L'indice Big Mac consiste à comparer le prix du Big Mac suivant les pays. Étant donné que ces produits sont relativement standardisés suivant les pays, on peut en conclure que la comparaison des prix est valable à l'internationale. Donc en fonction de la quantité de Big Mac que les salariés d'un pays peuvent se payer en moyenne vous pouvez ainsi mesurer le pouvoir d'achat réel de chaque pays sans passer par la case illusion monétaire. Et bien grâce à cet indicateur The Economist vient de mesurer que la plupart des pays du monde ont des monnaies sous-évaluées par rapport au dollar. En gros, le niveau de vie dans beaucoup de pays est plus élevé que ce que la valeur en dollar dit de leur PIB/habitant. On le savait déjà le niveau de vie occidental est très largement surestimé, ou si l'on veut être poli, le niveau de vie de l'Asie en particulier est très largement sous-estimé. The Economist montre ainsi que le Yen est sous-estimé de 44%, le dollar taïwanais de près de 60%, le Yuan de 40% . À l'inverse l'euro est l'une des rares monnaies surestimées de 6,5%, le pire étant le franc suisse surestimé de 42%. Le rôle de monnaie de réserve et de refuge n'aidant probablement pas.

+---+

- Consigne -
Pouvez-vous écrire la suite du texte sur l'indice Big Mac, en reprenant juste après sa dernière phrase ?

- Entrées de données enregistrées -
+---+

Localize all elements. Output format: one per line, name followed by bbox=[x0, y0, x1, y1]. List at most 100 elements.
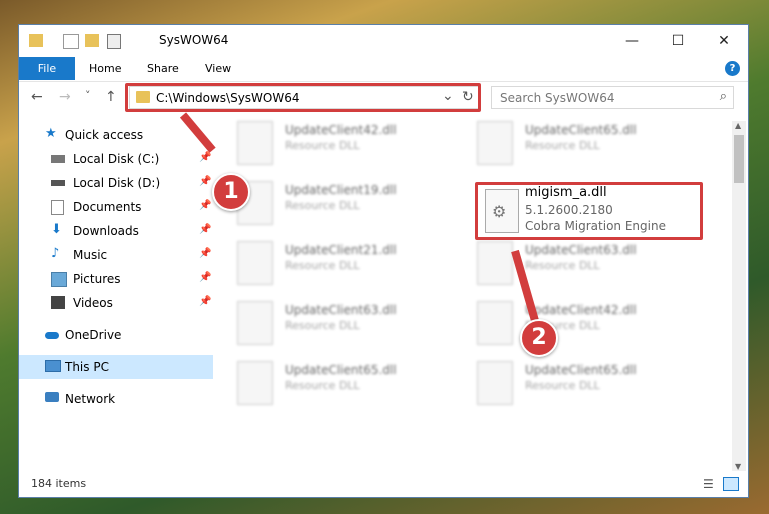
callout-badge-2: 2 bbox=[520, 319, 558, 357]
item-count: 184 items bbox=[31, 477, 87, 490]
sidebar-item-documents[interactable]: Documents 📌 bbox=[19, 195, 213, 219]
list-item[interactable]: UpdateClient42.dll Resource DLL bbox=[469, 297, 669, 347]
recent-locations-button[interactable]: ˅ bbox=[85, 89, 91, 102]
search-input[interactable]: Search SysWOW64 bbox=[500, 91, 614, 105]
list-item[interactable]: UpdateClient63.dll Resource DLL bbox=[469, 237, 669, 287]
sidebar-item-label: Downloads bbox=[73, 224, 139, 238]
search-box[interactable]: Search SysWOW64 ⌕ bbox=[491, 86, 734, 109]
file-type: Resource DLL bbox=[285, 379, 360, 392]
navigation-pane: ★ Quick access Local Disk (C:) 📌 Local D… bbox=[19, 121, 213, 463]
large-icons-view-icon[interactable] bbox=[723, 477, 739, 491]
sidebar-item-pictures[interactable]: Pictures 📌 bbox=[19, 267, 213, 291]
sidebar-item-network[interactable]: Network bbox=[19, 387, 213, 411]
sidebar-item-downloads[interactable]: ⬇ Downloads 📌 bbox=[19, 219, 213, 243]
file-name: UpdateClient63.dll bbox=[285, 303, 397, 317]
window-title: SysWOW64 bbox=[159, 33, 229, 47]
dll-file-icon bbox=[237, 241, 273, 285]
star-icon: ★ bbox=[45, 126, 57, 141]
back-button[interactable]: ← bbox=[31, 89, 43, 105]
download-arrow-icon: ⬇ bbox=[51, 222, 62, 237]
explorer-window: SysWOW64 — ☐ ✕ File Home Share View ? ← … bbox=[18, 24, 749, 498]
sidebar-item-label: Network bbox=[65, 392, 116, 406]
file-type: Resource DLL bbox=[525, 379, 600, 392]
tab-home[interactable]: Home bbox=[75, 57, 135, 80]
pin-icon: 📌 bbox=[199, 224, 212, 235]
dll-file-icon bbox=[237, 361, 273, 405]
film-icon bbox=[51, 296, 65, 309]
folder-icon bbox=[29, 34, 43, 47]
list-item[interactable]: UpdateClient19.dll Resource DLL bbox=[229, 177, 429, 227]
tab-file[interactable]: File bbox=[19, 57, 75, 80]
file-type: Resource DLL bbox=[285, 199, 360, 212]
drive-icon bbox=[51, 180, 65, 186]
pin-icon: 📌 bbox=[199, 176, 212, 187]
help-icon[interactable]: ? bbox=[725, 61, 740, 76]
cloud-icon bbox=[45, 332, 59, 339]
dll-file-icon bbox=[237, 121, 273, 165]
title-bar: SysWOW64 — ☐ ✕ bbox=[19, 25, 748, 57]
up-button[interactable]: ↑ bbox=[105, 89, 117, 105]
sidebar-item-label: Pictures bbox=[73, 272, 121, 286]
dll-file-icon bbox=[477, 301, 513, 345]
computer-icon bbox=[45, 360, 61, 372]
file-name: UpdateClient63.dll bbox=[525, 243, 637, 257]
sidebar-item-music[interactable]: ♪ Music 📌 bbox=[19, 243, 213, 267]
address-bar-highlight bbox=[125, 83, 481, 112]
search-icon: ⌕ bbox=[719, 89, 727, 104]
scrollbar-thumb[interactable] bbox=[734, 135, 744, 183]
file-type: Resource DLL bbox=[525, 259, 600, 272]
close-button[interactable]: ✕ bbox=[701, 25, 747, 57]
list-item[interactable]: UpdateClient65.dll Resource DLL bbox=[469, 117, 669, 167]
list-item[interactable]: UpdateClient42.dll Resource DLL bbox=[229, 117, 429, 167]
sidebar-item-label: Videos bbox=[73, 296, 113, 310]
file-name: UpdateClient65.dll bbox=[525, 123, 637, 137]
scroll-down-icon[interactable]: ▼ bbox=[735, 462, 741, 471]
file-highlight bbox=[475, 182, 703, 240]
file-name: UpdateClient65.dll bbox=[285, 363, 397, 377]
sidebar-item-label: This PC bbox=[65, 360, 109, 374]
sidebar-item-label: Local Disk (D:) bbox=[73, 176, 161, 190]
drive-icon bbox=[51, 155, 65, 163]
callout-badge-1: 1 bbox=[212, 173, 250, 211]
scroll-up-icon[interactable]: ▲ bbox=[735, 121, 741, 130]
list-item[interactable]: UpdateClient63.dll Resource DLL bbox=[229, 297, 429, 347]
list-item[interactable]: UpdateClient21.dll Resource DLL bbox=[229, 237, 429, 287]
file-name: UpdateClient65.dll bbox=[525, 363, 637, 377]
dll-file-icon bbox=[477, 361, 513, 405]
minimize-button[interactable]: — bbox=[609, 25, 655, 57]
vertical-scrollbar[interactable]: ▲ ▼ bbox=[732, 121, 746, 471]
file-name: UpdateClient19.dll bbox=[285, 183, 397, 197]
dll-file-icon bbox=[477, 121, 513, 165]
file-type: Resource DLL bbox=[285, 139, 360, 152]
file-name: UpdateClient42.dll bbox=[525, 303, 637, 317]
pin-icon: 📌 bbox=[199, 200, 212, 211]
network-icon bbox=[45, 392, 59, 402]
sidebar-item-onedrive[interactable]: OneDrive bbox=[19, 323, 213, 347]
properties-icon[interactable] bbox=[63, 34, 79, 49]
sidebar-item-label: Quick access bbox=[65, 128, 144, 142]
dll-file-icon bbox=[477, 241, 513, 285]
sidebar-item-quick-access[interactable]: ★ Quick access bbox=[19, 123, 213, 147]
details-view-icon[interactable]: ☰ bbox=[703, 477, 714, 491]
sidebar-item-local-disk-c[interactable]: Local Disk (C:) 📌 bbox=[19, 147, 213, 171]
pin-icon: 📌 bbox=[199, 296, 212, 307]
list-item[interactable]: UpdateClient65.dll Resource DLL bbox=[469, 357, 669, 407]
sidebar-item-label: Music bbox=[73, 248, 108, 262]
sidebar-item-local-disk-d[interactable]: Local Disk (D:) 📌 bbox=[19, 171, 213, 195]
file-list: UpdateClient42.dll Resource DLL UpdateCl… bbox=[229, 117, 729, 467]
tab-share[interactable]: Share bbox=[133, 57, 193, 80]
navigation-bar: ← → ˅ ↑ C:\Windows\SysWOW64 ⌄ ↻ Search S… bbox=[19, 82, 748, 114]
tab-view[interactable]: View bbox=[191, 57, 245, 80]
maximize-button[interactable]: ☐ bbox=[655, 25, 701, 57]
new-folder-icon[interactable] bbox=[85, 34, 99, 47]
file-name: UpdateClient21.dll bbox=[285, 243, 397, 257]
list-item[interactable]: UpdateClient65.dll Resource DLL bbox=[229, 357, 429, 407]
documents-icon bbox=[51, 200, 64, 215]
sidebar-item-this-pc[interactable]: This PC bbox=[19, 355, 213, 379]
pin-icon: 📌 bbox=[199, 272, 212, 283]
pin-icon: 📌 bbox=[199, 152, 212, 163]
pin-icon: 📌 bbox=[199, 248, 212, 259]
forward-button[interactable]: → bbox=[59, 89, 71, 105]
customize-icon[interactable] bbox=[107, 34, 121, 49]
sidebar-item-videos[interactable]: Videos 📌 bbox=[19, 291, 213, 315]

+---+

- Réponse rédigée -
Alors comme toujours dans ce domaine, on peut dire c'est formidable, la monnaie surévaluée permet d'acheter moins cher des matières premières et des marchandises. Mais à l'inverse cela veut dire aussi que vos productions coûtent plus cher vis-à-vis de l'extérieur, donc vos producteurs en pâtissent. Rappelons que l'industrie européenne déjà pas très florissante depuis 20 ans commence à couler depuis l'explosion des prix de l'énergie. L'Allemagne qui avait bénéficié de l'euro, de la destruction de ses voisins et du gaz pas cher russe connaît maintenant une véritable désindustrialisation. L'expérience montre que les monnaies surévaluées produisent des catastrophes à long terme en détruisant les capacités productives. Les corrections arrivent ensuite et sont particulièrement violentes, l'exemple le plus significatif étant un pays comme l'Argentine qui navigue de krach en crise avec quelques courtes années de redressements depuis que ce pays a stupidement indexé sa monnaie sur le dollar dans les années 90. À l'inverse les pays qui sous-évaluent leur monnaie se portent généralement mieux même si cela veut dire qu'ils vivent probablement en dessous du niveau de vie qu'ils pourraient avoir. Cependant tant que la question du statut du dollar et de la monnaie internationale ne sera pas réglée, il est peu probable que nous revenions à un système monétaire plus équitable. Les grands perdants seront donc ceux qui rêvent d'un taux de change fixe dans un monde de change flottant, les Européens. Nous allons malheureusement nous réveiller bien dépourvus.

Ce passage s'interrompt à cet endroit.